# Short task:
Copy each line that holds "winding".

# Extracted records:
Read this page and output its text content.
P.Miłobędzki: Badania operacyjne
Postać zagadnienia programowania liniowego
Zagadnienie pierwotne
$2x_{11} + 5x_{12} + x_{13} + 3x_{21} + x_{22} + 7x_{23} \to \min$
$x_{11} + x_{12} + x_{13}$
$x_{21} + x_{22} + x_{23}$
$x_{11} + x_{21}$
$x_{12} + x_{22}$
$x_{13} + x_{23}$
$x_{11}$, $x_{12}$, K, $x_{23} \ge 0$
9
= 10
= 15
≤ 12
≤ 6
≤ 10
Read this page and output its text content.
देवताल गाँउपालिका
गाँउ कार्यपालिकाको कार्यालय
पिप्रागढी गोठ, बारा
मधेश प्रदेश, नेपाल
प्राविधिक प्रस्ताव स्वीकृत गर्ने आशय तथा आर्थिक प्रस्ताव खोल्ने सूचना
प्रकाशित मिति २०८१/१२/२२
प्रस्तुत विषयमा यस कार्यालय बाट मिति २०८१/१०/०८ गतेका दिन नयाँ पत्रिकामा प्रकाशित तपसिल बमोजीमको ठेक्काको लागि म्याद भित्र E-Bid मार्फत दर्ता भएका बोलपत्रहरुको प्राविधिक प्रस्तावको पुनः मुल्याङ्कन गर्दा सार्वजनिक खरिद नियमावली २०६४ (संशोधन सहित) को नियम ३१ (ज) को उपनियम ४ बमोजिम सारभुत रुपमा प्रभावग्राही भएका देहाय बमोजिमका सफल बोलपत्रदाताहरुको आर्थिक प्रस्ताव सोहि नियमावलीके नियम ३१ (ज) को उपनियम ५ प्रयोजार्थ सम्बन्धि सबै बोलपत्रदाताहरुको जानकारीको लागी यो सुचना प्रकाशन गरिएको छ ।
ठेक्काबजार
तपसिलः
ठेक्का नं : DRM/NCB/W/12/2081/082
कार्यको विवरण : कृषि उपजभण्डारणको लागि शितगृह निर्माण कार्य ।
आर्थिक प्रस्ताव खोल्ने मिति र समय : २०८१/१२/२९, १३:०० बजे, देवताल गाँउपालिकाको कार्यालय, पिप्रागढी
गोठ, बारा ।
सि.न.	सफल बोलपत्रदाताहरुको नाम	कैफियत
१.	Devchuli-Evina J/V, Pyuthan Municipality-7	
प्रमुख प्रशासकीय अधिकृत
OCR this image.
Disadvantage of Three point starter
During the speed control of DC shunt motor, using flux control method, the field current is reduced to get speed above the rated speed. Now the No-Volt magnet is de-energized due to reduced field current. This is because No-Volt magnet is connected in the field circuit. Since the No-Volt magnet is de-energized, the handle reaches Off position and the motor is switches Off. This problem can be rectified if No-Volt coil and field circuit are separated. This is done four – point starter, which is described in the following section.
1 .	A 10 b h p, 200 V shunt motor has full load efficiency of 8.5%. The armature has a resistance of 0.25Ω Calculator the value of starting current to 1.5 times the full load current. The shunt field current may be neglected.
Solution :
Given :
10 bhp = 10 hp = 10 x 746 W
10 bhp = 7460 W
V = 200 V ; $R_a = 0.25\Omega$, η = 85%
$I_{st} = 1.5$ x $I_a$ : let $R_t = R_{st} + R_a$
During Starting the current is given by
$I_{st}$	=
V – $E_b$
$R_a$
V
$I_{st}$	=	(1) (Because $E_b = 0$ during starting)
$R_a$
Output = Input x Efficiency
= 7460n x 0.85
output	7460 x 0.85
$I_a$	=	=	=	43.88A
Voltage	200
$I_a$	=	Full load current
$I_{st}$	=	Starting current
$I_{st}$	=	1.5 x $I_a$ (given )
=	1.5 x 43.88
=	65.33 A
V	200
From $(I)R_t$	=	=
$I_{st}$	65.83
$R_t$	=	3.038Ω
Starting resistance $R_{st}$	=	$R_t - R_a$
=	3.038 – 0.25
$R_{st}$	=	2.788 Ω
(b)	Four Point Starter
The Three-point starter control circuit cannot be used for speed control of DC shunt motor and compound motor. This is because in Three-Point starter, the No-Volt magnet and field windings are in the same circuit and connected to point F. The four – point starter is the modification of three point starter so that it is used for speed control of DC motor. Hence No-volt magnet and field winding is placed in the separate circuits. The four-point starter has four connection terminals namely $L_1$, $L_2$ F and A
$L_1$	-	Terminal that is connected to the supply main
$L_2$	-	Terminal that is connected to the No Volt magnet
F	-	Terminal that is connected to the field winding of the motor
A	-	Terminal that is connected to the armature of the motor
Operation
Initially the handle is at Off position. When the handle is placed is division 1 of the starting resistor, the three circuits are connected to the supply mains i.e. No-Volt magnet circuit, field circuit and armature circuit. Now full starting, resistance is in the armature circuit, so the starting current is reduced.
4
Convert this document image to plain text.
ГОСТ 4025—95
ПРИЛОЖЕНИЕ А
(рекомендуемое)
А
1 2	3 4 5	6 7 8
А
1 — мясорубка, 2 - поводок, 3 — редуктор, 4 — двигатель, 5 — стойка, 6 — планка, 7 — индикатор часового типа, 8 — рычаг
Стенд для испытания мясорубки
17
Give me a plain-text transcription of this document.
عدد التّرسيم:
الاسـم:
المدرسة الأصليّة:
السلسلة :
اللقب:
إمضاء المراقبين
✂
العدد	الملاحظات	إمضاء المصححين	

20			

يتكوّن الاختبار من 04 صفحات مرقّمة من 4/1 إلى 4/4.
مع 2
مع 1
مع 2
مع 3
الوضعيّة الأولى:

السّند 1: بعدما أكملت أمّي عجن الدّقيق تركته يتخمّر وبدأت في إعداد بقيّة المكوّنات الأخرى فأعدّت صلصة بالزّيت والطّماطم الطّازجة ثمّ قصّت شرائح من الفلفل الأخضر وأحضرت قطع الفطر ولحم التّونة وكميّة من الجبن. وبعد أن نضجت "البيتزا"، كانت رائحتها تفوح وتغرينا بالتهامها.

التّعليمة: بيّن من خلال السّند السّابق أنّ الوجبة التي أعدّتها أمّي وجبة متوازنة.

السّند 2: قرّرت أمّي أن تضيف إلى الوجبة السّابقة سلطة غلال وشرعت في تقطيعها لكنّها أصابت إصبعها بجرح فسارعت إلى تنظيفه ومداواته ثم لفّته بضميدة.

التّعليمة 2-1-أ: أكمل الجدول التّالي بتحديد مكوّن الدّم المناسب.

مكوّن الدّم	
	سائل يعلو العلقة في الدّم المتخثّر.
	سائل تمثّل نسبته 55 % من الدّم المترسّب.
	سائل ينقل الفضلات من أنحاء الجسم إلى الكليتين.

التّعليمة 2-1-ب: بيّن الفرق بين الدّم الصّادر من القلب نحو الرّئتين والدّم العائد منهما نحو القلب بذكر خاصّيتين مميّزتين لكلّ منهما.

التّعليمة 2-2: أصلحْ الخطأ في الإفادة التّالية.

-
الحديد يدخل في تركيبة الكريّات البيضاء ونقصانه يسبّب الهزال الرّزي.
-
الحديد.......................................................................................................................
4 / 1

# Task result:
The Three-point starter control circuit cannot be used for speed control of DC shunt motor and compound motor. This is because in Three-Point starter, the No-Volt magnet and field windings are in the same circuit and connected to point F. The four – point starter is the modification of three point starter so that it is used for speed control of DC motor. Hence No-volt magnet and field winding is placed in the separate circuits. The four-point starter has four connection terminals namely $L_1$, $L_2$ F and A
F	-	Terminal that is connected to the field winding of the motor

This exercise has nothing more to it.